■ BRIEF ■
Output the records exactly as they appear, with no pictures included.

■ DATA SECTION ■
++++++++

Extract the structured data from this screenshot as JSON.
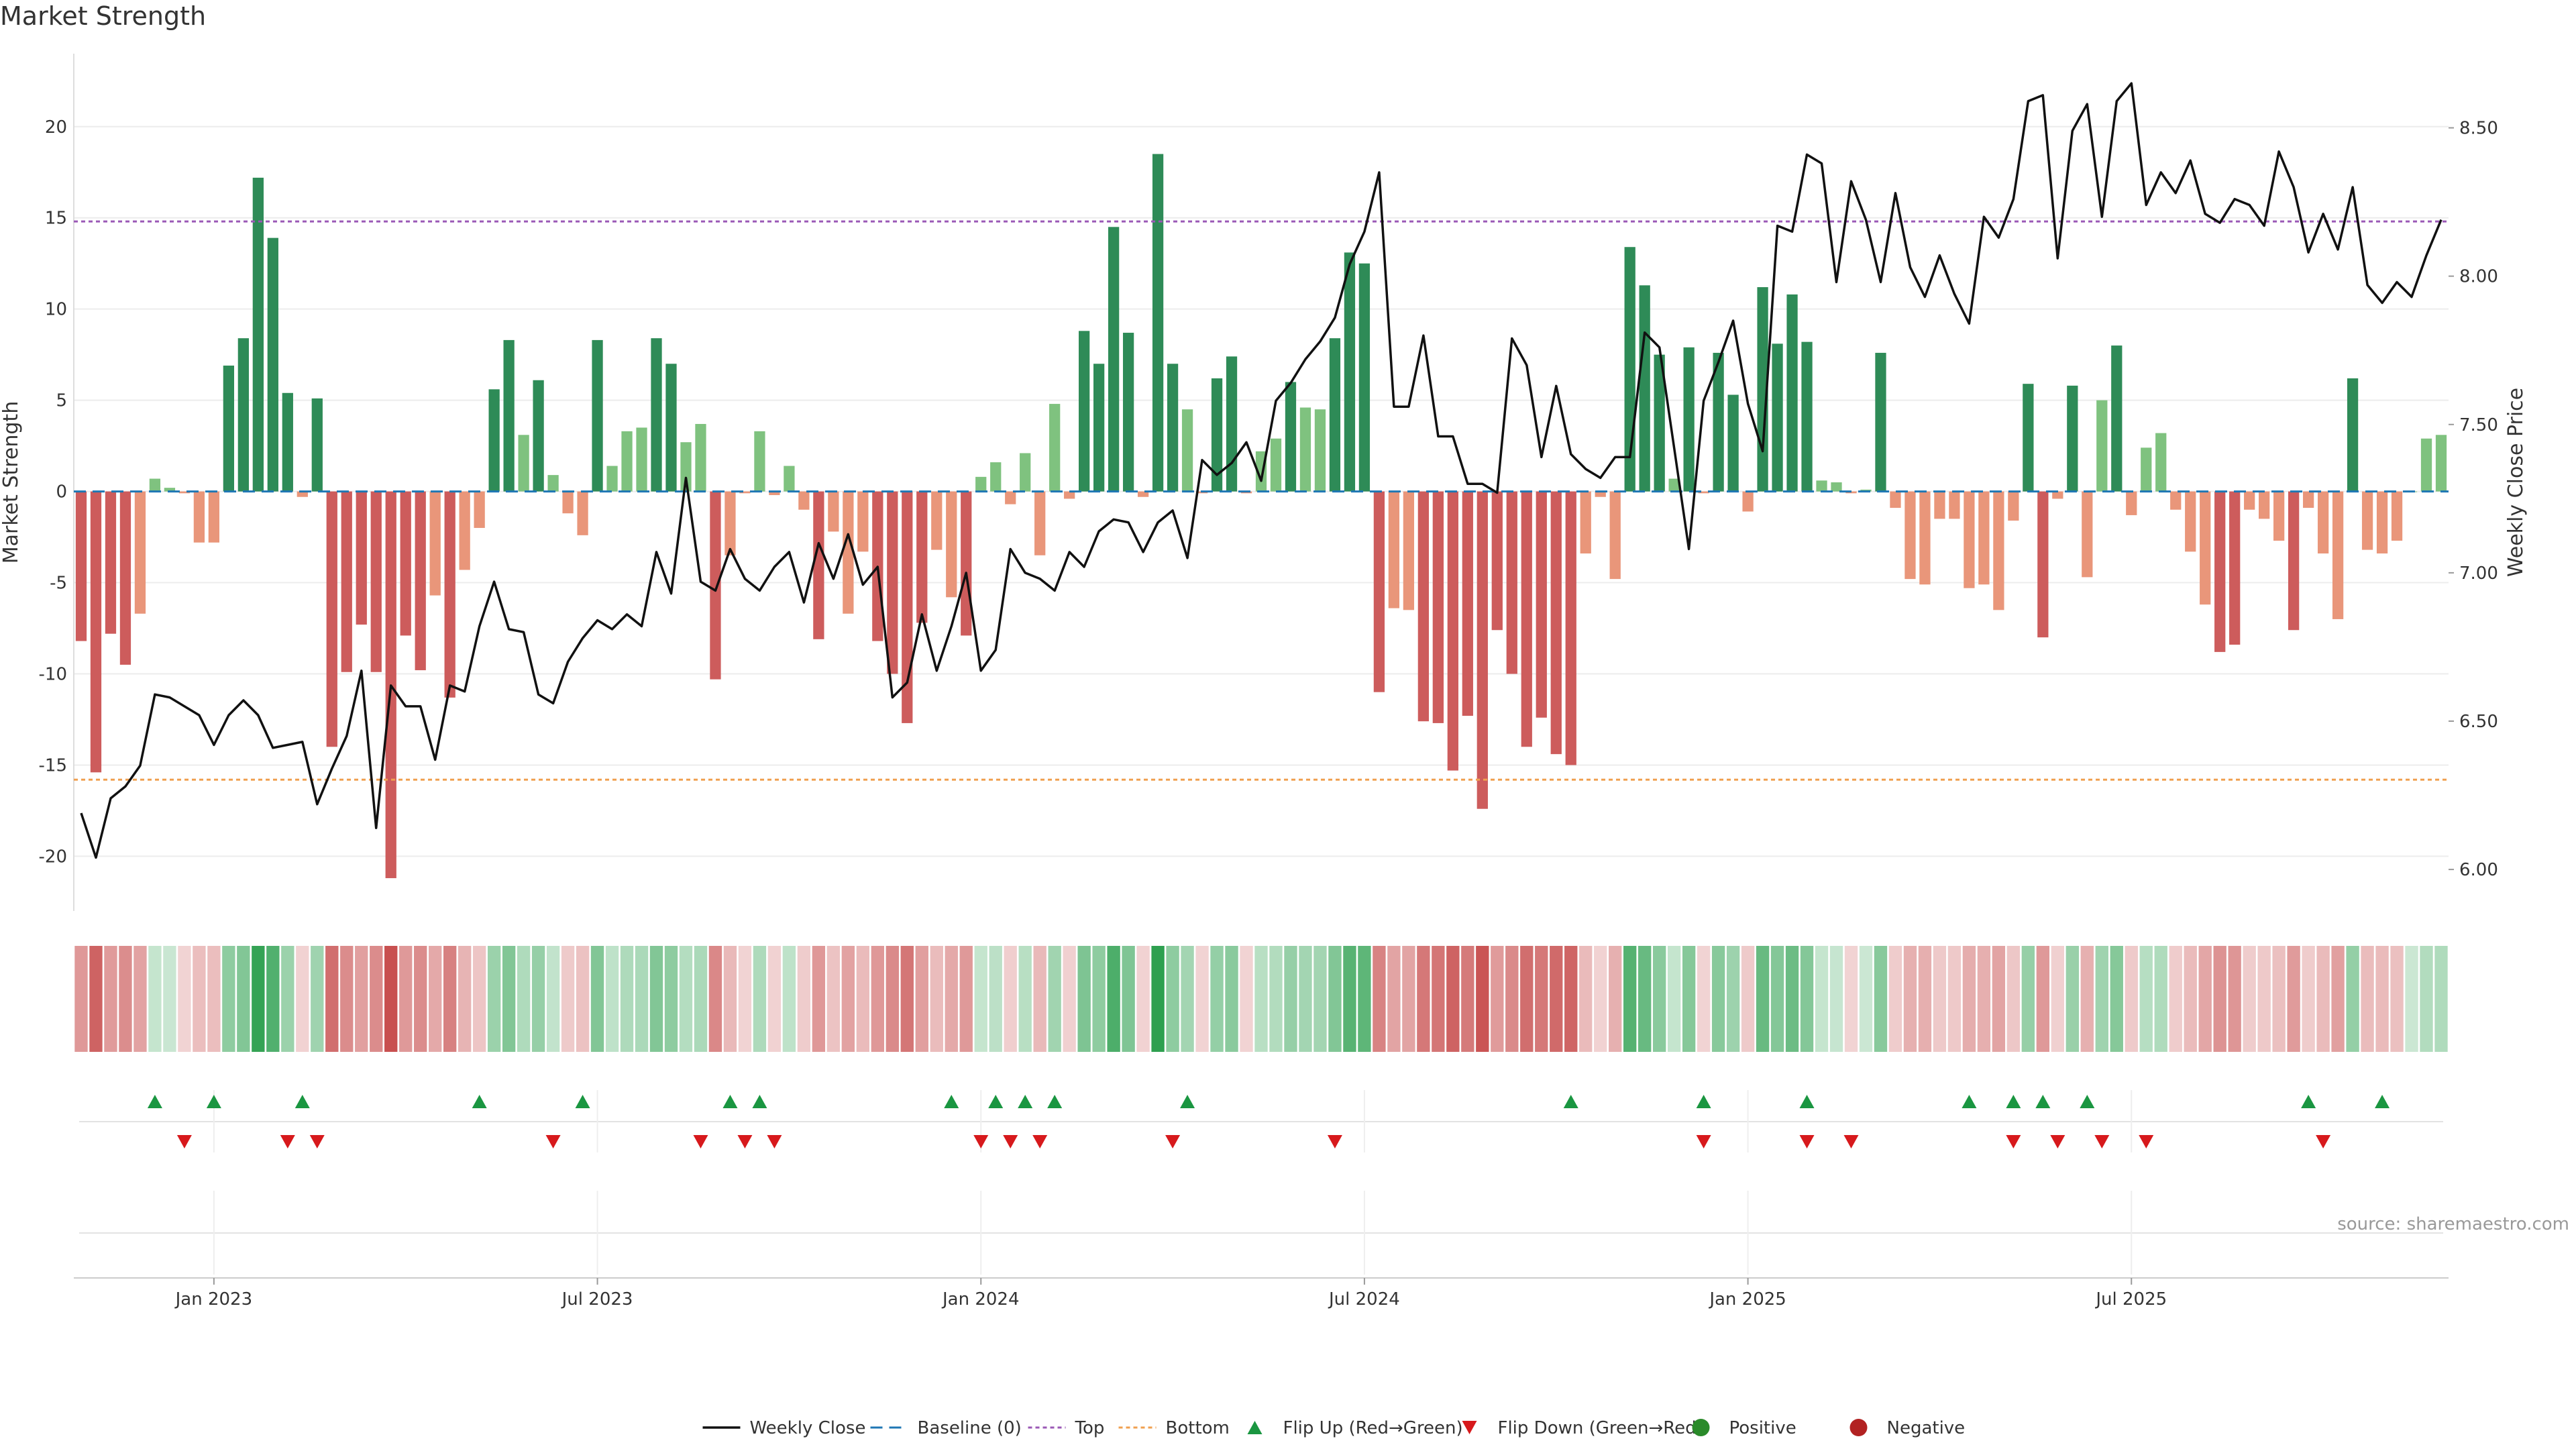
{
  "chart_data": {
    "type": "bar",
    "title": "Market Strength",
    "source": "source: sharemaestro.com",
    "ylabel_left": "Market Strength",
    "ylabel_right": "Weekly Close Price",
    "ylim_left": [
      -23,
      24
    ],
    "ylim_right": [
      5.86,
      8.75
    ],
    "yticks_left": [
      20,
      15,
      10,
      5,
      0,
      -5,
      -10,
      -15,
      -20
    ],
    "yticks_right": [
      "8.50",
      "8.00",
      "7.50",
      "7.00",
      "6.50",
      "6.00"
    ],
    "xticks": [
      "Jan 2023",
      "Jul 2023",
      "Jan 2024",
      "Jul 2024",
      "Jan 2025",
      "Jul 2025"
    ],
    "top_threshold": 14.8,
    "bottom_threshold": -15.8,
    "colors": {
      "strong_pos": "#2e8b57",
      "weak_pos": "#7fc27f",
      "strong_neg": "#cd5c5c",
      "weak_neg": "#e9967a",
      "price": "#111111",
      "top": "#9b59b6",
      "bottom": "#f0a050",
      "flip_up": "#1a9641",
      "flip_down": "#d7191c",
      "baseline": "#1f77b4"
    },
    "strength": [
      -8.2,
      -15.4,
      -7.8,
      -9.5,
      -6.7,
      0.7,
      0.2,
      -0.1,
      -2.8,
      -2.8,
      6.9,
      8.4,
      17.2,
      13.9,
      5.4,
      -0.3,
      5.1,
      -14.0,
      -9.9,
      -7.3,
      -9.9,
      -21.2,
      -7.9,
      -9.8,
      -5.7,
      -11.3,
      -4.3,
      -2.0,
      5.6,
      8.3,
      3.1,
      6.1,
      0.9,
      -1.2,
      -2.4,
      8.3,
      1.4,
      3.3,
      3.5,
      8.4,
      7.0,
      2.7,
      3.7,
      -10.3,
      -3.5,
      -0.1,
      3.3,
      -0.2,
      1.4,
      -1.0,
      -8.1,
      -2.2,
      -6.7,
      -3.3,
      -8.2,
      -10.0,
      -12.7,
      -7.2,
      -3.2,
      -5.8,
      -7.9,
      0.8,
      1.6,
      -0.7,
      2.1,
      -3.5,
      4.8,
      -0.4,
      8.8,
      7.0,
      14.5,
      8.7,
      -0.3,
      18.5,
      7.0,
      4.5,
      -0.1,
      6.2,
      7.4,
      -0.1,
      2.2,
      2.9,
      6.0,
      4.6,
      4.5,
      8.4,
      13.1,
      12.5,
      -11.0,
      -6.4,
      -6.5,
      -12.6,
      -12.7,
      -15.3,
      -12.3,
      -17.4,
      -7.6,
      -10.0,
      -14.0,
      -12.4,
      -14.4,
      -15.0,
      -3.4,
      -0.3,
      -4.8,
      13.4,
      11.3,
      7.5,
      0.7,
      7.9,
      -0.1,
      7.6,
      5.3,
      -1.1,
      11.2,
      8.1,
      10.8,
      8.2,
      0.6,
      0.5,
      -0.1,
      0.1,
      7.6,
      -0.9,
      -4.8,
      -5.1,
      -1.5,
      -1.5,
      -5.3,
      -5.1,
      -6.5,
      -1.6,
      5.9,
      -8.0,
      -0.4,
      5.8,
      -4.7,
      5.0,
      8.0,
      -1.3,
      2.4,
      3.2,
      -1.0,
      -3.3,
      -6.2,
      -8.8,
      -8.4,
      -1.0,
      -1.5,
      -2.7,
      -7.6,
      -0.9,
      -3.4,
      -7.0,
      6.2,
      -3.2,
      -3.4,
      -2.7,
      0.0,
      2.9,
      3.1
    ],
    "price": [
      6.19,
      6.04,
      6.24,
      6.28,
      6.35,
      6.59,
      6.58,
      6.55,
      6.52,
      6.42,
      6.52,
      6.57,
      6.52,
      6.41,
      6.42,
      6.43,
      6.22,
      6.34,
      6.45,
      6.67,
      6.14,
      6.62,
      6.55,
      6.55,
      6.37,
      6.62,
      6.6,
      6.82,
      6.97,
      6.81,
      6.8,
      6.59,
      6.56,
      6.7,
      6.78,
      6.84,
      6.81,
      6.86,
      6.82,
      7.07,
      6.93,
      7.32,
      6.97,
      6.94,
      7.08,
      6.98,
      6.94,
      7.02,
      7.07,
      6.9,
      7.1,
      6.98,
      7.13,
      6.96,
      7.02,
      6.58,
      6.63,
      6.86,
      6.67,
      6.82,
      7.0,
      6.67,
      6.74,
      7.08,
      7.0,
      6.98,
      6.94,
      7.07,
      7.02,
      7.14,
      7.18,
      7.17,
      7.07,
      7.17,
      7.21,
      7.05,
      7.38,
      7.33,
      7.37,
      7.44,
      7.31,
      7.58,
      7.64,
      7.72,
      7.78,
      7.86,
      8.04,
      8.15,
      8.35,
      7.56,
      7.56,
      7.8,
      7.46,
      7.46,
      7.3,
      7.3,
      7.27,
      7.79,
      7.7,
      7.39,
      7.63,
      7.4,
      7.35,
      7.32,
      7.39,
      7.39,
      7.81,
      7.76,
      7.42,
      7.08,
      7.58,
      7.71,
      7.85,
      7.57,
      7.41,
      8.17,
      8.15,
      8.41,
      8.38,
      7.98,
      8.32,
      8.19,
      7.98,
      8.28,
      8.03,
      7.93,
      8.07,
      7.94,
      7.84,
      8.2,
      8.13,
      8.26,
      8.59,
      8.61,
      8.06,
      8.49,
      8.58,
      8.2,
      8.59,
      8.65,
      8.24,
      8.35,
      8.28,
      8.39,
      8.21,
      8.18,
      8.26,
      8.24,
      8.17,
      8.42,
      8.3,
      8.08,
      8.21,
      8.09,
      8.3,
      7.97,
      7.91,
      7.98,
      7.93,
      8.07,
      8.19
    ],
    "flip_up_idx": [
      5,
      9,
      15,
      27,
      34,
      44,
      46,
      59,
      62,
      64,
      66,
      75,
      101,
      110,
      117,
      128,
      131,
      133,
      136,
      151,
      156
    ],
    "flip_down_idx": [
      7,
      14,
      16,
      32,
      42,
      45,
      47,
      61,
      63,
      65,
      74,
      85,
      110,
      117,
      120,
      131,
      134,
      137,
      140,
      152
    ],
    "legend": [
      "Weekly Close",
      "Baseline (0)",
      "Top",
      "Bottom",
      "Flip Up (Red→Green)",
      "Flip Down (Green→Red)",
      "Positive",
      "Negative"
    ]
  }
}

++++++++

■ RESULT OF THE TASK ■
Extract the structured data from this screenshot as JSON.
{
  "chart_data": {
    "type": "bar",
    "title": "Market Strength",
    "source": "source: sharemaestro.com",
    "ylabel_left": "Market Strength",
    "ylabel_right": "Weekly Close Price",
    "ylim_left": [
      -23,
      24
    ],
    "ylim_right": [
      5.86,
      8.75
    ],
    "yticks_left": [
      20,
      15,
      10,
      5,
      0,
      -5,
      -10,
      -15,
      -20
    ],
    "yticks_right": [
      "8.50",
      "8.00",
      "7.50",
      "7.00",
      "6.50",
      "6.00"
    ],
    "xticks": [
      "Jan 2023",
      "Jul 2023",
      "Jan 2024",
      "Jul 2024",
      "Jan 2025",
      "Jul 2025"
    ],
    "top_threshold": 14.8,
    "bottom_threshold": -15.8,
    "colors": {
      "strong_pos": "#2e8b57",
      "weak_pos": "#7fc27f",
      "strong_neg": "#cd5c5c",
      "weak_neg": "#e9967a",
      "price": "#111111",
      "top": "#9b59b6",
      "bottom": "#f0a050",
      "flip_up": "#1a9641",
      "flip_down": "#d7191c",
      "baseline": "#1f77b4"
    },
    "strength": [
      -8.2,
      -15.4,
      -7.8,
      -9.5,
      -6.7,
      0.7,
      0.2,
      -0.1,
      -2.8,
      -2.8,
      6.9,
      8.4,
      17.2,
      13.9,
      5.4,
      -0.3,
      5.1,
      -14.0,
      -9.9,
      -7.3,
      -9.9,
      -21.2,
      -7.9,
      -9.8,
      -5.7,
      -11.3,
      -4.3,
      -2.0,
      5.6,
      8.3,
      3.1,
      6.1,
      0.9,
      -1.2,
      -2.4,
      8.3,
      1.4,
      3.3,
      3.5,
      8.4,
      7.0,
      2.7,
      3.7,
      -10.3,
      -3.5,
      -0.1,
      3.3,
      -0.2,
      1.4,
      -1.0,
      -8.1,
      -2.2,
      -6.7,
      -3.3,
      -8.2,
      -10.0,
      -12.7,
      -7.2,
      -3.2,
      -5.8,
      -7.9,
      0.8,
      1.6,
      -0.7,
      2.1,
      -3.5,
      4.8,
      -0.4,
      8.8,
      7.0,
      14.5,
      8.7,
      -0.3,
      18.5,
      7.0,
      4.5,
      -0.1,
      6.2,
      7.4,
      -0.1,
      2.2,
      2.9,
      6.0,
      4.6,
      4.5,
      8.4,
      13.1,
      12.5,
      -11.0,
      -6.4,
      -6.5,
      -12.6,
      -12.7,
      -15.3,
      -12.3,
      -17.4,
      -7.6,
      -10.0,
      -14.0,
      -12.4,
      -14.4,
      -15.0,
      -3.4,
      -0.3,
      -4.8,
      13.4,
      11.3,
      7.5,
      0.7,
      7.9,
      -0.1,
      7.6,
      5.3,
      -1.1,
      11.2,
      8.1,
      10.8,
      8.2,
      0.6,
      0.5,
      -0.1,
      0.1,
      7.6,
      -0.9,
      -4.8,
      -5.1,
      -1.5,
      -1.5,
      -5.3,
      -5.1,
      -6.5,
      -1.6,
      5.9,
      -8.0,
      -0.4,
      5.8,
      -4.7,
      5.0,
      8.0,
      -1.3,
      2.4,
      3.2,
      -1.0,
      -3.3,
      -6.2,
      -8.8,
      -8.4,
      -1.0,
      -1.5,
      -2.7,
      -7.6,
      -0.9,
      -3.4,
      -7.0,
      6.2,
      -3.2,
      -3.4,
      -2.7,
      0.0,
      2.9,
      3.1
    ],
    "price": [
      6.19,
      6.04,
      6.24,
      6.28,
      6.35,
      6.59,
      6.58,
      6.55,
      6.52,
      6.42,
      6.52,
      6.57,
      6.52,
      6.41,
      6.42,
      6.43,
      6.22,
      6.34,
      6.45,
      6.67,
      6.14,
      6.62,
      6.55,
      6.55,
      6.37,
      6.62,
      6.6,
      6.82,
      6.97,
      6.81,
      6.8,
      6.59,
      6.56,
      6.7,
      6.78,
      6.84,
      6.81,
      6.86,
      6.82,
      7.07,
      6.93,
      7.32,
      6.97,
      6.94,
      7.08,
      6.98,
      6.94,
      7.02,
      7.07,
      6.9,
      7.1,
      6.98,
      7.13,
      6.96,
      7.02,
      6.58,
      6.63,
      6.86,
      6.67,
      6.82,
      7.0,
      6.67,
      6.74,
      7.08,
      7.0,
      6.98,
      6.94,
      7.07,
      7.02,
      7.14,
      7.18,
      7.17,
      7.07,
      7.17,
      7.21,
      7.05,
      7.38,
      7.33,
      7.37,
      7.44,
      7.31,
      7.58,
      7.64,
      7.72,
      7.78,
      7.86,
      8.04,
      8.15,
      8.35,
      7.56,
      7.56,
      7.8,
      7.46,
      7.46,
      7.3,
      7.3,
      7.27,
      7.79,
      7.7,
      7.39,
      7.63,
      7.4,
      7.35,
      7.32,
      7.39,
      7.39,
      7.81,
      7.76,
      7.42,
      7.08,
      7.58,
      7.71,
      7.85,
      7.57,
      7.41,
      8.17,
      8.15,
      8.41,
      8.38,
      7.98,
      8.32,
      8.19,
      7.98,
      8.28,
      8.03,
      7.93,
      8.07,
      7.94,
      7.84,
      8.2,
      8.13,
      8.26,
      8.59,
      8.61,
      8.06,
      8.49,
      8.58,
      8.2,
      8.59,
      8.65,
      8.24,
      8.35,
      8.28,
      8.39,
      8.21,
      8.18,
      8.26,
      8.24,
      8.17,
      8.42,
      8.3,
      8.08,
      8.21,
      8.09,
      8.3,
      7.97,
      7.91,
      7.98,
      7.93,
      8.07,
      8.19
    ],
    "flip_up_idx": [
      5,
      9,
      15,
      27,
      34,
      44,
      46,
      59,
      62,
      64,
      66,
      75,
      101,
      110,
      117,
      128,
      131,
      133,
      136,
      151,
      156
    ],
    "flip_down_idx": [
      7,
      14,
      16,
      32,
      42,
      45,
      47,
      61,
      63,
      65,
      74,
      85,
      110,
      117,
      120,
      131,
      134,
      137,
      140,
      152
    ],
    "legend": [
      "Weekly Close",
      "Baseline (0)",
      "Top",
      "Bottom",
      "Flip Up (Red→Green)",
      "Flip Down (Green→Red)",
      "Positive",
      "Negative"
    ]
  }
}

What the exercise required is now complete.